India’s selectors stripped Rishabh Pant of two jobs on Tuesday, naming KL Rahul the new Test vice-captain for the one-off match against Afghanistan and handing the one-day international (ODI) wicketkeeping role to Ishan Kishan for the three-game series that follows. Chief selector Ajit Agarkar confirmed both moves at a virtual press conference in Guwahati, while keeping Pant in the Test XI as the first-choice keeper-batter.
The cuts arrive at the back end of an Indian Premier League (IPL, the country’s domestic Twenty20 league) season in which Pant’s Lucknow Super Giants sit ninth on the points table with eight points from 13 matches, mathematically out of the playoff race, and his own bat has produced 204 runs at an average just above 25.

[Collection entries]
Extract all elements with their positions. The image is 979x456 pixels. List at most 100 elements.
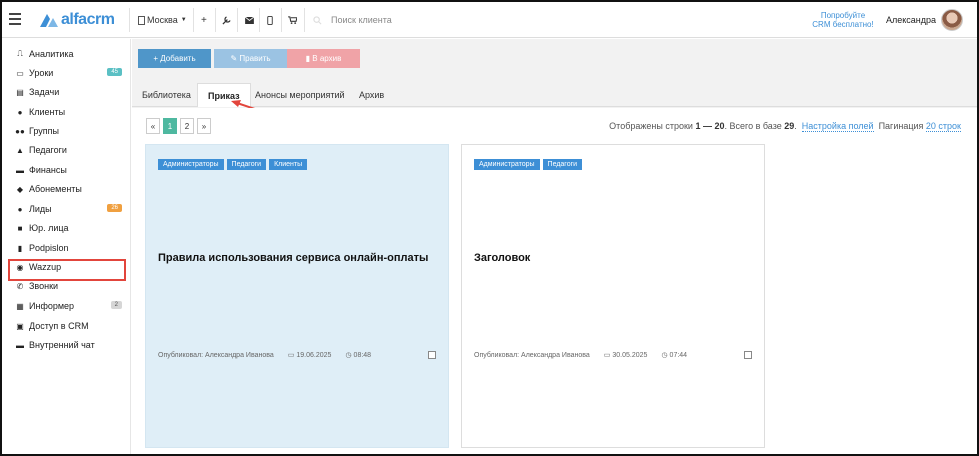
city-label: Москва: [147, 15, 178, 25]
tag: Клиенты: [269, 159, 308, 170]
content-panel: « 1 2 » Отображены строки 1 — 20. Всего …: [132, 108, 977, 454]
sidebar-item-label: Задачи: [29, 87, 60, 97]
sidebar-item-teachers[interactable]: ▲ Педагоги: [15, 143, 125, 157]
card-tags: Администраторы Педагоги: [474, 159, 585, 170]
card-author: Опубликовал: Александра Иванова: [474, 351, 590, 359]
count-badge: 2: [110, 301, 122, 309]
informer-card[interactable]: Администраторы Педагоги Заголовок Опубли…: [461, 144, 765, 448]
card-checkbox[interactable]: [428, 351, 436, 359]
sidebar-item-informer[interactable]: ▦ Информер 2: [15, 299, 125, 313]
leads-icon: ●: [17, 204, 23, 214]
highlight-informer: [8, 259, 126, 281]
page-2-button[interactable]: 2: [180, 118, 194, 134]
clients-icon: ●: [17, 107, 23, 117]
user-name[interactable]: Александра: [886, 15, 936, 25]
page-prev-button[interactable]: «: [146, 118, 160, 134]
plus-button[interactable]: +: [201, 13, 207, 27]
rows-info: Отображены строки 1 — 20. Всего в базе 2…: [609, 121, 961, 132]
rows-prefix: Отображены строки: [609, 121, 696, 131]
tag: Администраторы: [474, 159, 540, 170]
logo[interactable]: alfacrm: [40, 11, 115, 29]
edit-button[interactable]: ✎ Править: [214, 49, 287, 68]
search-field[interactable]: Поиск клиента: [313, 13, 392, 27]
tag: Педагоги: [542, 159, 583, 170]
search-input[interactable]: Поиск клиента: [331, 15, 392, 25]
calendar-icon: ▭: [603, 352, 611, 359]
rows-end: .: [794, 121, 797, 131]
page-next-button[interactable]: »: [197, 118, 211, 134]
action-toolbar: + Добавить ✎ Править ▮ В архив: [132, 39, 977, 75]
archive-button[interactable]: ▮ В архив: [287, 49, 360, 68]
informer-card[interactable]: Администраторы Педагоги Клиенты Правила …: [145, 144, 449, 448]
trial-promo-link[interactable]: Попробуйте CRM бесплатно!: [808, 11, 878, 29]
card-time: 07:44: [669, 351, 688, 359]
page-size-link[interactable]: 20 строк: [925, 121, 961, 132]
app-window: alfacrm Москва ▼ + Поиск клиента Попробу…: [0, 0, 979, 456]
cart-button[interactable]: [288, 13, 297, 27]
sidebar: ⎍ Аналитика ▭ Уроки 45 ▤ Задачи ● Клиенты ●● Групп…: [2, 39, 131, 454]
sidebar-item-clients[interactable]: ● Клиенты: [15, 105, 125, 119]
card-tags: Администраторы Педагоги Клиенты: [158, 159, 310, 170]
avatar[interactable]: [941, 9, 963, 31]
card-date: 30.05.2025: [612, 351, 648, 359]
sidebar-item-label: Финансы: [29, 165, 67, 175]
informer-icon: ▦: [16, 301, 24, 311]
plus-icon: +: [201, 14, 207, 26]
tasks-icon: ▤: [16, 87, 24, 97]
sidebar-item-legal-entities[interactable]: ■ Юр. лица: [15, 221, 125, 235]
add-button[interactable]: + Добавить: [138, 49, 211, 68]
calls-icon: ✆: [16, 281, 24, 291]
caret-down-icon: ▼: [180, 17, 187, 23]
menu-icon[interactable]: [9, 13, 21, 25]
sidebar-item-label: Клиенты: [29, 107, 66, 117]
mail-button[interactable]: [245, 13, 254, 27]
sidebar-item-label: Аналитика: [29, 49, 74, 59]
sidebar-item-calls[interactable]: ✆ Звонки: [15, 279, 125, 293]
tag: Администраторы: [158, 159, 224, 170]
promo-line-2: CRM бесплатно!: [812, 20, 874, 29]
logo-text: alfacrm: [61, 11, 115, 28]
sidebar-item-internal-chat[interactable]: ▬ Внутренний чат: [15, 338, 125, 352]
card-meta: Опубликовал: Александра Иванова ▭ 19.06.…: [158, 351, 438, 360]
card-checkbox[interactable]: [744, 351, 752, 359]
phone-button[interactable]: [267, 13, 273, 27]
sidebar-item-groups[interactable]: ●● Группы: [15, 124, 125, 138]
lessons-icon: ▭: [16, 68, 24, 78]
card-author: Опубликовал: Александра Иванова: [158, 351, 274, 359]
card-title: Правила использования сервиса онлайн-опл…: [158, 252, 429, 264]
page-1-button[interactable]: 1: [163, 118, 177, 134]
pagination-label: Пагинация: [878, 121, 926, 131]
card-date: 19.06.2025: [296, 351, 332, 359]
sidebar-item-tasks[interactable]: ▤ Задачи: [15, 85, 125, 99]
card-meta: Опубликовал: Александра Иванова ▭ 30.05.…: [474, 351, 754, 360]
crm-access-icon: ▣: [16, 321, 24, 331]
sidebar-item-label: Информер: [29, 301, 75, 311]
mail-icon: [245, 16, 254, 24]
sidebar-item-lessons[interactable]: ▭ Уроки 45: [15, 66, 125, 80]
settings-button[interactable]: [222, 13, 231, 27]
sidebar-item-finance[interactable]: ▬ Финансы: [15, 163, 125, 177]
rows-range: 1 — 20: [695, 121, 725, 131]
search-icon: [313, 15, 322, 24]
top-bar: alfacrm Москва ▼ + Поиск клиента Попробу…: [2, 2, 977, 38]
teachers-icon: ▲: [16, 145, 24, 155]
sidebar-item-leads[interactable]: ● Лиды 26: [15, 202, 125, 216]
sidebar-item-label: Звонки: [29, 281, 59, 291]
sidebar-item-analytics[interactable]: ⎍ Аналитика: [15, 47, 125, 61]
groups-icon: ●●: [15, 126, 25, 136]
tab-library[interactable]: Библиотека: [132, 84, 201, 106]
city-selector[interactable]: Москва ▼: [138, 13, 187, 27]
wrench-icon: [222, 15, 231, 25]
tab-archive[interactable]: Архив: [349, 84, 394, 106]
field-settings-link[interactable]: Настройка полей: [801, 121, 874, 132]
sidebar-item-podpislon[interactable]: ▮ Podpislon: [15, 241, 125, 255]
divider: [304, 8, 305, 32]
sidebar-item-crm-access[interactable]: ▣ Доступ в CRM: [15, 319, 125, 333]
divider: [193, 8, 194, 32]
logo-mark-icon: [40, 14, 58, 27]
sidebar-item-label: Абонементы: [29, 184, 82, 194]
tag: Педагоги: [226, 159, 267, 170]
sidebar-item-label: Лиды: [29, 204, 52, 214]
sidebar-item-subscriptions[interactable]: ◆ Абонементы: [15, 182, 125, 196]
rows-total: 29: [784, 121, 795, 131]
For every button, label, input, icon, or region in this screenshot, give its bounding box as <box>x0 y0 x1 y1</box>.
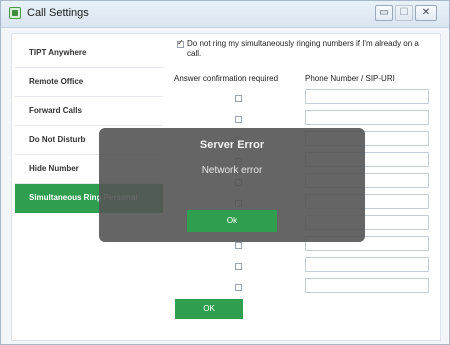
row-2-phone-input[interactable] <box>305 110 429 125</box>
call-settings-window: Call Settings ▭ ☐ ✕ TIPT Anywhere Remote… <box>0 0 450 345</box>
title-bar[interactable]: Call Settings ▭ ☐ ✕ <box>1 1 449 28</box>
dont-ring-label: Do not ring my simultaneously ringing nu… <box>187 39 419 58</box>
ok-button[interactable]: OK <box>175 299 243 319</box>
row-2-confirm-checkbox[interactable] <box>235 116 242 123</box>
sidebar-item-forward-calls[interactable]: Forward Calls <box>15 97 163 126</box>
answer-confirmation-header: Answer confirmation required <box>174 74 279 83</box>
app-icon <box>9 7 21 19</box>
row-9-phone-input[interactable] <box>305 257 429 272</box>
sidebar-item-tipt-anywhere[interactable]: TIPT Anywhere <box>15 39 163 68</box>
row-8-confirm-checkbox[interactable] <box>235 242 242 249</box>
maximize-button[interactable]: ☐ <box>395 5 413 21</box>
error-dialog-title: Server Error <box>199 139 265 151</box>
dont-ring-checkbox[interactable] <box>177 38 184 48</box>
maximize-icon: ☐ <box>399 7 409 18</box>
error-dialog-message: Network error <box>201 165 263 176</box>
row-1-confirm-checkbox[interactable] <box>235 95 242 102</box>
close-button[interactable]: ✕ <box>415 5 437 21</box>
row-9-confirm-checkbox[interactable] <box>235 263 242 270</box>
row-1-phone-input[interactable] <box>305 89 429 104</box>
server-error-dialog: Server Error Network error Ok <box>99 128 365 242</box>
window-title: Call Settings <box>27 7 89 19</box>
close-icon: ✕ <box>421 7 431 18</box>
row-10-confirm-checkbox[interactable] <box>235 284 242 291</box>
sidebar-item-remote-office[interactable]: Remote Office <box>15 68 163 97</box>
row-10-phone-input[interactable] <box>305 278 429 293</box>
minimize-button[interactable]: ▭ <box>375 5 393 21</box>
error-dialog-ok-button[interactable]: Ok <box>187 210 277 232</box>
minimize-icon: ▭ <box>379 7 389 18</box>
phone-number-header: Phone Number / SIP-URI <box>305 74 395 83</box>
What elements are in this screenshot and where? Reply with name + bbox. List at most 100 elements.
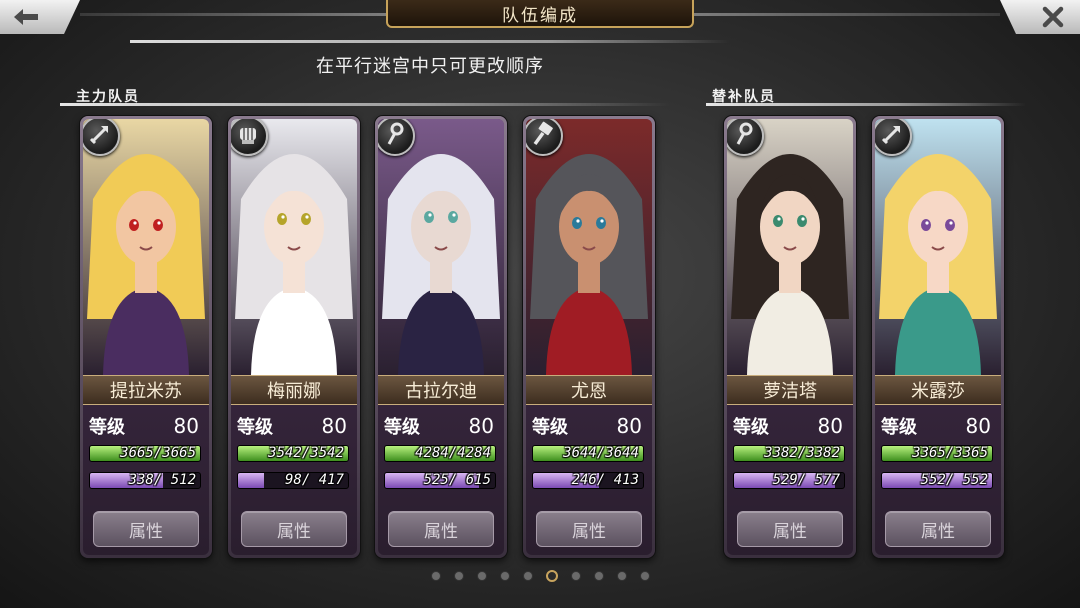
page-dot[interactable] (593, 571, 604, 581)
character-portrait (727, 119, 853, 375)
hp-value: 4284/4284 (415, 445, 491, 461)
page-dot[interactable] (430, 571, 441, 581)
reserve-members-divider (706, 103, 1026, 106)
card-body: 米露莎等级 80 3365/3365 552/ 552 属性 (875, 119, 1001, 555)
attributes-button[interactable]: 属性 (93, 511, 199, 547)
mp-bar: 529/ 577 (733, 472, 845, 489)
page-title: 队伍编成 (386, 0, 694, 28)
page-dot[interactable] (522, 571, 533, 581)
close-icon (1042, 6, 1064, 28)
page-indicator (0, 570, 1080, 585)
main-members-divider (60, 103, 670, 106)
hp-value: 3542/3542 (268, 445, 344, 461)
mp-bar: 525/ 615 (384, 472, 496, 489)
level-label: 等级 (532, 417, 568, 438)
character-name: 尤恩 (526, 375, 652, 405)
level-row: 等级 80 (733, 411, 847, 441)
attributes-button[interactable]: 属性 (885, 511, 991, 547)
character-name: 古拉尔迪 (378, 375, 504, 405)
hp-value: 3665/3665 (120, 445, 196, 461)
staff-icon (382, 121, 408, 151)
mp-value: 98/ 417 (284, 472, 344, 488)
member-card-main-4[interactable]: 尤恩等级 80 3644/3644 246/ 413 属性 (523, 116, 655, 558)
card-body: 古拉尔迪等级 80 4284/4284 525/ 615 属性 (378, 119, 504, 555)
notice-banner: 在平行迷宫中只可更改顺序 (130, 40, 730, 84)
level-label: 等级 (881, 417, 917, 438)
hp-bar: 3382/3382 (733, 445, 845, 462)
character-name: 梅丽娜 (231, 375, 357, 405)
mp-bar: 338/ 512 (89, 472, 201, 489)
close-button[interactable] (1000, 0, 1080, 34)
hp-bar: 4284/4284 (384, 445, 496, 462)
hammer-icon (530, 121, 556, 151)
character-name: 萝洁塔 (727, 375, 853, 405)
card-body: 提拉米苏等级 80 3665/3665 338/ 512 属性 (83, 119, 209, 555)
page-dot[interactable] (453, 571, 464, 581)
attributes-button[interactable]: 属性 (388, 511, 494, 547)
mp-value: 552/ 552 (920, 472, 988, 488)
mp-value: 525/ 615 (423, 472, 491, 488)
level-label: 等级 (733, 417, 769, 438)
page-dot[interactable] (570, 571, 581, 581)
mp-bar: 98/ 417 (237, 472, 349, 489)
mp-bar: 246/ 413 (532, 472, 644, 489)
level-label: 等级 (384, 417, 420, 438)
level-value: 80 (468, 414, 494, 438)
notice-divider (130, 40, 730, 43)
notice-text: 在平行迷宫中只可更改顺序 (316, 56, 544, 77)
mp-value: 338/ 512 (128, 472, 196, 488)
page-dot[interactable] (476, 571, 487, 581)
hp-bar: 3665/3665 (89, 445, 201, 462)
card-body: 萝洁塔等级 80 3382/3382 529/ 577 属性 (727, 119, 853, 555)
back-button[interactable] (0, 0, 80, 34)
mp-bar: 552/ 552 (881, 472, 993, 489)
arrow-icon (87, 121, 113, 151)
staff-icon (731, 121, 757, 151)
character-name: 米露莎 (875, 375, 1001, 405)
mp-value: 529/ 577 (772, 472, 840, 488)
member-card-reserve-2[interactable]: 米露莎等级 80 3365/3365 552/ 552 属性 (872, 116, 1004, 558)
top-bar: 队伍编成 (0, 0, 1080, 34)
character-portrait (83, 119, 209, 375)
level-value: 80 (173, 414, 199, 438)
character-name: 提拉米苏 (83, 375, 209, 405)
member-card-main-2[interactable]: 梅丽娜等级 80 3542/3542 98/ 417 属性 (228, 116, 360, 558)
level-value: 80 (965, 414, 991, 438)
card-body: 尤恩等级 80 3644/3644 246/ 413 属性 (526, 119, 652, 555)
member-card-main-1[interactable]: 提拉米苏等级 80 3665/3665 338/ 512 属性 (80, 116, 212, 558)
mp-value: 246/ 413 (571, 472, 639, 488)
member-card-main-3[interactable]: 古拉尔迪等级 80 4284/4284 525/ 615 属性 (375, 116, 507, 558)
page-dot[interactable] (499, 571, 510, 581)
attributes-button[interactable]: 属性 (241, 511, 347, 547)
page-dot[interactable] (639, 571, 650, 581)
character-portrait (231, 119, 357, 375)
level-row: 等级 80 (384, 411, 498, 441)
fist-icon (235, 121, 261, 151)
level-row: 等级 80 (881, 411, 995, 441)
level-value: 80 (321, 414, 347, 438)
attributes-button[interactable]: 属性 (737, 511, 843, 547)
level-row: 等级 80 (237, 411, 351, 441)
character-portrait (378, 119, 504, 375)
hp-value: 3382/3382 (764, 445, 840, 461)
character-portrait (875, 119, 1001, 375)
hp-bar: 3365/3365 (881, 445, 993, 462)
level-value: 80 (616, 414, 642, 438)
hp-bar: 3542/3542 (237, 445, 349, 462)
level-value: 80 (817, 414, 843, 438)
page-dot[interactable] (545, 570, 558, 582)
level-row: 等级 80 (89, 411, 203, 441)
level-label: 等级 (237, 417, 273, 438)
character-portrait (526, 119, 652, 375)
back-arrow-icon (12, 7, 40, 27)
level-row: 等级 80 (532, 411, 646, 441)
level-label: 等级 (89, 417, 125, 438)
member-card-reserve-1[interactable]: 萝洁塔等级 80 3382/3382 529/ 577 属性 (724, 116, 856, 558)
hp-bar: 3644/3644 (532, 445, 644, 462)
card-body: 梅丽娜等级 80 3542/3542 98/ 417 属性 (231, 119, 357, 555)
hp-value: 3365/3365 (912, 445, 988, 461)
arrow-icon (879, 121, 905, 151)
hp-value: 3644/3644 (563, 445, 639, 461)
attributes-button[interactable]: 属性 (536, 511, 642, 547)
page-dot[interactable] (616, 571, 627, 581)
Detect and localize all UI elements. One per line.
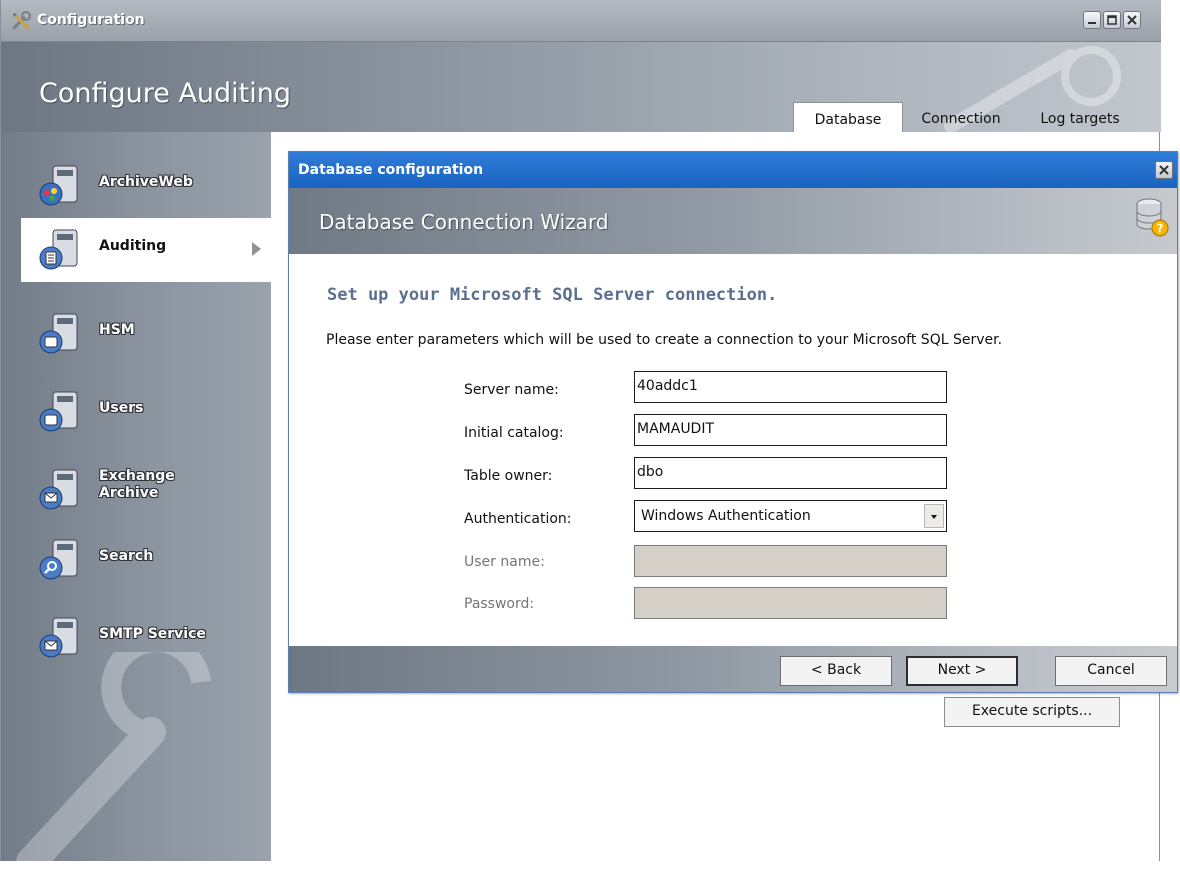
user-name-label: User name:	[464, 554, 545, 570]
dialog-close-button[interactable]	[1155, 161, 1173, 179]
maximize-icon	[1107, 15, 1117, 25]
cancel-button[interactable]: Cancel	[1055, 656, 1167, 686]
initial-catalog-input[interactable]: MAMAUDIT	[634, 414, 947, 446]
wrench-watermark-icon	[16, 652, 211, 872]
wizard-header: Database Connection Wizard ?	[289, 188, 1177, 254]
window-titlebar[interactable]: Configuration	[1, 0, 1161, 42]
minimize-icon	[1088, 22, 1096, 24]
dialog-footer	[289, 646, 1177, 692]
sidebar-item-label-line1: Exchange	[99, 468, 175, 484]
sidebar-item-label: Users	[99, 400, 144, 416]
wizard-title: Database Connection Wizard	[319, 210, 609, 234]
sidebar-item-auditing[interactable]: Auditing	[21, 218, 271, 282]
sidebar-item-label: Exchange Archive	[99, 468, 175, 502]
sidebar-item-smtp-service[interactable]: SMTP Service	[21, 606, 271, 670]
tab-log-targets[interactable]: Log targets	[1021, 102, 1139, 132]
chevron-down-icon[interactable]	[924, 504, 944, 528]
minimize-button[interactable]	[1083, 11, 1101, 29]
authentication-value: Windows Authentication	[641, 508, 811, 524]
tools-icon	[12, 11, 31, 30]
password-label: Password:	[464, 596, 535, 612]
sidebar-item-archiveweb[interactable]: ArchiveWeb	[21, 154, 271, 218]
database-help-icon: ?	[1136, 198, 1169, 237]
sidebar-item-label: HSM	[99, 322, 135, 338]
sidebar-item-label: Search	[99, 548, 154, 564]
tab-database[interactable]: Database	[793, 102, 903, 132]
next-button[interactable]: Next >	[906, 656, 1018, 686]
chevron-right-icon	[252, 242, 261, 256]
dialog-titlebar[interactable]: Database configuration	[289, 152, 1177, 188]
sidebar-item-users[interactable]: Users	[21, 380, 271, 444]
tab-connection-label: Connection	[921, 111, 1001, 127]
archiveweb-icon	[39, 165, 78, 206]
auditing-icon	[39, 229, 78, 270]
sidebar-item-label: ArchiveWeb	[99, 174, 193, 190]
dialog-title: Database configuration	[298, 162, 484, 178]
window-title: Configuration	[37, 12, 145, 28]
execute-scripts-button[interactable]: Execute scripts...	[944, 697, 1120, 727]
close-icon	[1159, 165, 1169, 175]
authentication-select[interactable]: Windows Authentication	[634, 500, 947, 532]
server-name-input[interactable]: 40addc1	[634, 371, 947, 403]
wizard-description: Please enter parameters which will be us…	[326, 332, 1003, 348]
sidebar-item-search[interactable]: Search	[21, 528, 271, 592]
table-owner-input[interactable]: dbo	[634, 457, 947, 489]
tab-database-label: Database	[814, 112, 882, 128]
initial-catalog-label: Initial catalog:	[464, 425, 564, 441]
users-icon	[39, 391, 78, 432]
close-icon	[1127, 15, 1137, 25]
tab-connection[interactable]: Connection	[906, 102, 1016, 132]
tab-log-targets-label: Log targets	[1040, 111, 1120, 127]
smtp-service-icon	[39, 617, 78, 658]
exchange-archive-icon	[39, 469, 78, 510]
sidebar-item-label: SMTP Service	[99, 626, 206, 642]
table-owner-label: Table owner:	[464, 468, 553, 484]
sidebar-item-label: Auditing	[99, 238, 167, 254]
hsm-icon	[39, 313, 78, 354]
search-icon	[39, 539, 78, 580]
user-name-input[interactable]	[634, 545, 947, 577]
sidebar: ArchiveWeb Auditing HSM Users Exchange A…	[1, 132, 271, 872]
maximize-button[interactable]	[1103, 11, 1121, 29]
wizard-subheading: Set up your Microsoft SQL Server connect…	[327, 285, 778, 305]
svg-text:?: ?	[1157, 222, 1164, 236]
authentication-label: Authentication:	[464, 511, 572, 527]
database-configuration-dialog: Database configuration Database Connecti…	[288, 151, 1178, 693]
sidebar-item-hsm[interactable]: HSM	[21, 302, 271, 366]
password-input[interactable]	[634, 587, 947, 619]
sidebar-item-exchange-archive[interactable]: Exchange Archive	[21, 458, 271, 522]
page-title: Configure Auditing	[39, 78, 292, 109]
sidebar-item-label-line2: Archive	[99, 485, 159, 501]
close-window-button[interactable]	[1123, 11, 1141, 29]
back-button[interactable]: < Back	[780, 656, 892, 686]
server-name-label: Server name:	[464, 382, 559, 398]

| TASK TO CARRY OUT |
Can you quote the stretch of the cricket report from "The cuts arrive" through "just above 25."?

| EXPECTED ANSWER |
The cuts arrive at the back end of an Indian Premier League (IPL, the country’s domestic Twenty20 league) season in which Pant’s Lucknow Super Giants sit ninth on the points table with eight points from 13 matches, mathematically out of the playoff race, and his own bat has produced 204 runs at an average just above 25.